[Greenbuilding] infrared heaters
Ted Inoue
tedinoue at gmail.com
Tue Apr 29 19:55:35 CDT 2008
Someone else recently sent me that EdenPure advert. I replied that there was
a snake in the garden of Eden....
The claims made on that website are, um, stretching the truth and/or
misleading.
"It does not get hot and will not reduce humidity or oxygen like most space
heaters."
How does a heater work if it doesn't get hot? How do you define "hot"
What heaters reduce humidity? Oxygen?
Also, I really question the person in the video. One line: "think of a
combustion heaters, like a hair dryer,....it burns the oxygen and moisture
out of the air....EdenPure works on a totally new and different principle:
the heat exchange process absorbs heat then exhales it into the air where it
bonds with moisture molecules throughout the room "
I have seen other quartz heaters claim to be more efficient. I believe the
basis of some of these claims are that they project focussed IR towards an
occupant. In this respect, the are advantageous, in that much of their
energy is 'aimed' where it will be used, as opposed to simply heating the
entire room. The EdenPure appears different, but it does use the quartz tube
heaters.
It's scary what people can get away with saying....
On Tue, Apr 29, 2008 at 4:00 PM, Russell, Richard <
Richard.Russell at shawgrp.com> wrote:
> Let's be careful to distinguish between "efficiency" and short-term
> perceived comfort. If either type of heater is within the building
> envelope, then both will be essentially 100% efficient at converting
> electrical energy coming in to heat. The infrared, if designed properly,
> might be better at distributing that heat within the room evenly,
> particularly if the other is a baseboard unit that both radiates heat
> away from the wall where it is mounted and heats up air local to it,
> resulting in some convective transport to other parts of the room.
> Whatever surface faces a radiating source will absorb heat and start to
> warm up. Your skin facing the source will feel warmer, so you might
> conceivably feel warmer at a lower average room temperature, while
> letting other rooms remain at a lower temperature and thus lose less
> heat through the building envelope.
>
> On the other hand, if either type of heater is the sole means of
> replacing heat lost through the building envelope to maintain some
> constant indoor temperature, then both types will use the same amount of
> electric power. Arguably the infrared unit could use more if it radiates
> a lot of energy straight out the windows.
>
> Dick Russell
> -----Original Message-----
> From: greenbuilding-bounces at listserv.repp.org
> [mailto:greenbuilding-bounces at listserv.repp.org] On Behalf Of Benjamin
> Pratt
> Sent: Tuesday, April 29, 2008 3:33 PM
> Subject: [Greenbuilding] infrared heaters
>
> One of my students was trying to convince me that infrared electric
> heaters are much more efficient than typical electric heat. Without
> researching it, I'm thinking, how can it be more efficient than 99
> percent?
>
> Save me the time of researching it--what do you all think?

=== Data drawn from a collection ===
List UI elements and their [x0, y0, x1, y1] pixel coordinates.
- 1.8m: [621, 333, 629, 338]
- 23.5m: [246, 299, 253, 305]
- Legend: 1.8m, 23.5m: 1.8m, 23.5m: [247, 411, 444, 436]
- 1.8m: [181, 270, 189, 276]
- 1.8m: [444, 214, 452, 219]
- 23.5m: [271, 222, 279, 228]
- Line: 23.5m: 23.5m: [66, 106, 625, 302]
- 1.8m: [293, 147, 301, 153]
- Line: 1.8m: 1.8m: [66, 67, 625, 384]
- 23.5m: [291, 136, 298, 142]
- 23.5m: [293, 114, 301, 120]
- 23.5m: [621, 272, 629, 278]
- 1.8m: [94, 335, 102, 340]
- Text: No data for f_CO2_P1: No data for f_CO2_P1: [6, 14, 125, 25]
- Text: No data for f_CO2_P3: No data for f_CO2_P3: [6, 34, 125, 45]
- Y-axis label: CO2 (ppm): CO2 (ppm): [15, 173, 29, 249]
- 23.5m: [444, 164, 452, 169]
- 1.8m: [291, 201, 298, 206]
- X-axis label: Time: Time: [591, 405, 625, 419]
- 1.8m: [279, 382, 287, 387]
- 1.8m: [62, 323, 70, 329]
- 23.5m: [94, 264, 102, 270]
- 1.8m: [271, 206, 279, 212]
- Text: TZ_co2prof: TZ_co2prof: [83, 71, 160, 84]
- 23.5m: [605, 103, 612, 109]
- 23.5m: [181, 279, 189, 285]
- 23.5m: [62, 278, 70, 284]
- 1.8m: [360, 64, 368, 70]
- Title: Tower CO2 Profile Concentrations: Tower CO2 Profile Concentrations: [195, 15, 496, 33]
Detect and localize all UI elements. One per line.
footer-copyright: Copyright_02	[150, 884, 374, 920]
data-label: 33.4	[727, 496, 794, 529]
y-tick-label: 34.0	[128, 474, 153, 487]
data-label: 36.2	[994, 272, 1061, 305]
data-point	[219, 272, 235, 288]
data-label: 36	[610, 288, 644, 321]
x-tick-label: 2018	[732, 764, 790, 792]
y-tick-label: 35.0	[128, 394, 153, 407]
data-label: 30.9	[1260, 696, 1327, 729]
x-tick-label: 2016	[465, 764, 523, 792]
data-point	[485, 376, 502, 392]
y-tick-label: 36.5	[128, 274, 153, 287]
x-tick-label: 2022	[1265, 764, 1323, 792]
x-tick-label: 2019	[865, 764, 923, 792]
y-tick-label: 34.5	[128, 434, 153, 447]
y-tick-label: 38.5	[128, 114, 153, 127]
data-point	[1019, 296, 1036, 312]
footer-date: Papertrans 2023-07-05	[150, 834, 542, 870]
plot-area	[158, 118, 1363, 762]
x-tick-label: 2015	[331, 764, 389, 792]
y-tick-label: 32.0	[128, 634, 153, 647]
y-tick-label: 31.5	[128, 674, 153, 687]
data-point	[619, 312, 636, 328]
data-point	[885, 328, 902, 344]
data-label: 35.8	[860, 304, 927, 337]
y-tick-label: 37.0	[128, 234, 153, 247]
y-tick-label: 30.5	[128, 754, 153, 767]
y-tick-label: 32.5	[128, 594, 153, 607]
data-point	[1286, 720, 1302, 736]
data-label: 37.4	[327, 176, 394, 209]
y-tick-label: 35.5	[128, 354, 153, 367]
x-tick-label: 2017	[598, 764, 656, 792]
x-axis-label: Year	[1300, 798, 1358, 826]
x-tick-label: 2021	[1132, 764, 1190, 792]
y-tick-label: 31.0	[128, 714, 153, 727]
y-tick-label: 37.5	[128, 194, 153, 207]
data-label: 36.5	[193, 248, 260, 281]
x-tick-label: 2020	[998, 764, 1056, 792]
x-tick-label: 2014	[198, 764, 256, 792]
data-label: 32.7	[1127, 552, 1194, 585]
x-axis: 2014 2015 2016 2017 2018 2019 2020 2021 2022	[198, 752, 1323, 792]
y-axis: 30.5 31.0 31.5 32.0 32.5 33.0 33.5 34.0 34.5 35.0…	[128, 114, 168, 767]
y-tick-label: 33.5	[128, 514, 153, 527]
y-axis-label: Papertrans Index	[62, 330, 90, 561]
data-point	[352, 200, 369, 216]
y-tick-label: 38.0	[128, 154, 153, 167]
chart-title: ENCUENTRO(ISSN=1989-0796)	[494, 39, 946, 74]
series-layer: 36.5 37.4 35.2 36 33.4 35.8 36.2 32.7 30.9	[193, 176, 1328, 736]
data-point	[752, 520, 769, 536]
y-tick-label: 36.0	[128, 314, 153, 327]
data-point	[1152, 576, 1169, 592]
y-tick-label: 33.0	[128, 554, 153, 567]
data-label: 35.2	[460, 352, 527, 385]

=== EXERCISE DETAILS ===
According to the email about infrared heaters, what kind of heaters does the EdenPure use? This material comes from a separate source.

=== SOLUTION FOR THIS TASK ===
It uses quartz tube heaters.